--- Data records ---
* start *
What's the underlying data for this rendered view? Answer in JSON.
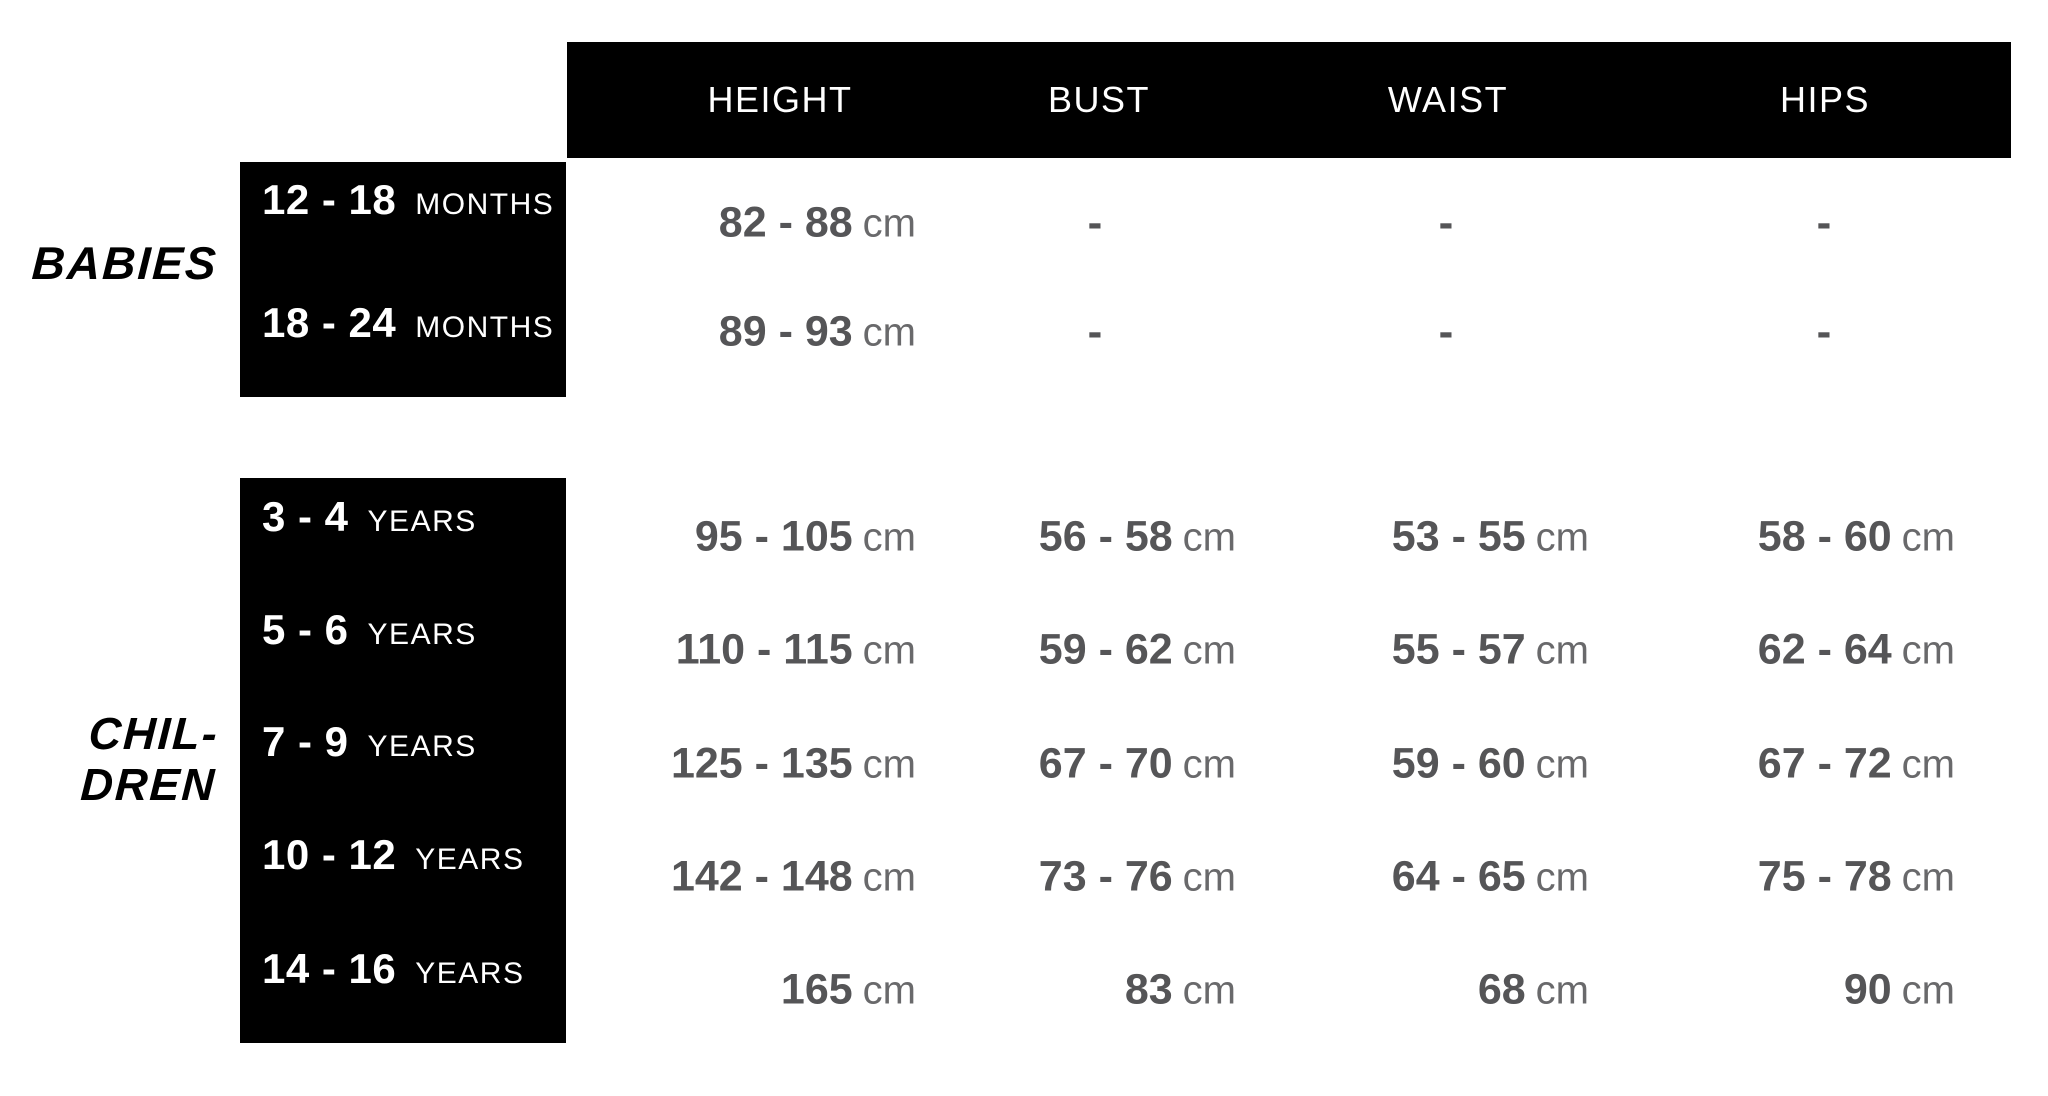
{
  "colors": {
    "background": "#ffffff",
    "header_bg": "#000000",
    "header_text": "#ffffff",
    "group_box_bg": "#000000",
    "group_box_text": "#ffffff",
    "value_number": "#555557",
    "value_unit": "#69696b",
    "section_label": "#000000"
  },
  "headers": [
    "HEIGHT",
    "BUST",
    "WAIST",
    "HIPS"
  ],
  "babies": {
    "section_label": "BABIES",
    "rows": [
      {
        "size": "12 - 18",
        "size_unit": "MONTHS",
        "height": "82 - 88",
        "height_unit": "cm",
        "bust": "-",
        "waist": "-",
        "hips": "-"
      },
      {
        "size": "18 - 24",
        "size_unit": "MONTHS",
        "height": "89 - 93",
        "height_unit": "cm",
        "bust": "-",
        "waist": "-",
        "hips": "-"
      }
    ]
  },
  "children": {
    "section_label_lines": [
      "CHIL-",
      "DREN"
    ],
    "rows": [
      {
        "size": "3 - 4",
        "size_unit": "YEARS",
        "height": "95 - 105",
        "height_unit": "cm",
        "bust": "56 - 58",
        "bust_unit": "cm",
        "waist": "53 - 55",
        "waist_unit": "cm",
        "hips": "58 - 60",
        "hips_unit": "cm"
      },
      {
        "size": "5 - 6",
        "size_unit": "YEARS",
        "height": "110 - 115",
        "height_unit": "cm",
        "bust": "59 - 62",
        "bust_unit": "cm",
        "waist": "55 - 57",
        "waist_unit": "cm",
        "hips": "62 - 64",
        "hips_unit": "cm"
      },
      {
        "size": "7 - 9",
        "size_unit": "YEARS",
        "height": "125 - 135",
        "height_unit": "cm",
        "bust": "67 - 70",
        "bust_unit": "cm",
        "waist": "59 - 60",
        "waist_unit": "cm",
        "hips": "67 - 72",
        "hips_unit": "cm"
      },
      {
        "size": "10 - 12",
        "size_unit": "YEARS",
        "height": "142 - 148",
        "height_unit": "cm",
        "bust": "73 - 76",
        "bust_unit": "cm",
        "waist": "64 - 65",
        "waist_unit": "cm",
        "hips": "75 - 78",
        "hips_unit": "cm"
      },
      {
        "size": "14 - 16",
        "size_unit": "YEARS",
        "height": "165",
        "height_unit": "cm",
        "bust": "83",
        "bust_unit": "cm",
        "waist": "68",
        "waist_unit": "cm",
        "hips": "90",
        "hips_unit": "cm"
      }
    ]
  }
}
* end *
--- WHAT IS REQUIRED ---
Your task is to return the entries above exactly, with no pictures.

--- SOLVED PROBLEM ---
What's the underlying data for this rendered view? Answer in JSON.
{
  "colors": {
    "background": "#ffffff",
    "header_bg": "#000000",
    "header_text": "#ffffff",
    "group_box_bg": "#000000",
    "group_box_text": "#ffffff",
    "value_number": "#555557",
    "value_unit": "#69696b",
    "section_label": "#000000"
  },
  "headers": [
    "HEIGHT",
    "BUST",
    "WAIST",
    "HIPS"
  ],
  "babies": {
    "section_label": "BABIES",
    "rows": [
      {
        "size": "12 - 18",
        "size_unit": "MONTHS",
        "height": "82 - 88",
        "height_unit": "cm",
        "bust": "-",
        "waist": "-",
        "hips": "-"
      },
      {
        "size": "18 - 24",
        "size_unit": "MONTHS",
        "height": "89 - 93",
        "height_unit": "cm",
        "bust": "-",
        "waist": "-",
        "hips": "-"
      }
    ]
  },
  "children": {
    "section_label_lines": [
      "CHIL-",
      "DREN"
    ],
    "rows": [
      {
        "size": "3 - 4",
        "size_unit": "YEARS",
        "height": "95 - 105",
        "height_unit": "cm",
        "bust": "56 - 58",
        "bust_unit": "cm",
        "waist": "53 - 55",
        "waist_unit": "cm",
        "hips": "58 - 60",
        "hips_unit": "cm"
      },
      {
        "size": "5 - 6",
        "size_unit": "YEARS",
        "height": "110 - 115",
        "height_unit": "cm",
        "bust": "59 - 62",
        "bust_unit": "cm",
        "waist": "55 - 57",
        "waist_unit": "cm",
        "hips": "62 - 64",
        "hips_unit": "cm"
      },
      {
        "size": "7 - 9",
        "size_unit": "YEARS",
        "height": "125 - 135",
        "height_unit": "cm",
        "bust": "67 - 70",
        "bust_unit": "cm",
        "waist": "59 - 60",
        "waist_unit": "cm",
        "hips": "67 - 72",
        "hips_unit": "cm"
      },
      {
        "size": "10 - 12",
        "size_unit": "YEARS",
        "height": "142 - 148",
        "height_unit": "cm",
        "bust": "73 - 76",
        "bust_unit": "cm",
        "waist": "64 - 65",
        "waist_unit": "cm",
        "hips": "75 - 78",
        "hips_unit": "cm"
      },
      {
        "size": "14 - 16",
        "size_unit": "YEARS",
        "height": "165",
        "height_unit": "cm",
        "bust": "83",
        "bust_unit": "cm",
        "waist": "68",
        "waist_unit": "cm",
        "hips": "90",
        "hips_unit": "cm"
      }
    ]
  }
}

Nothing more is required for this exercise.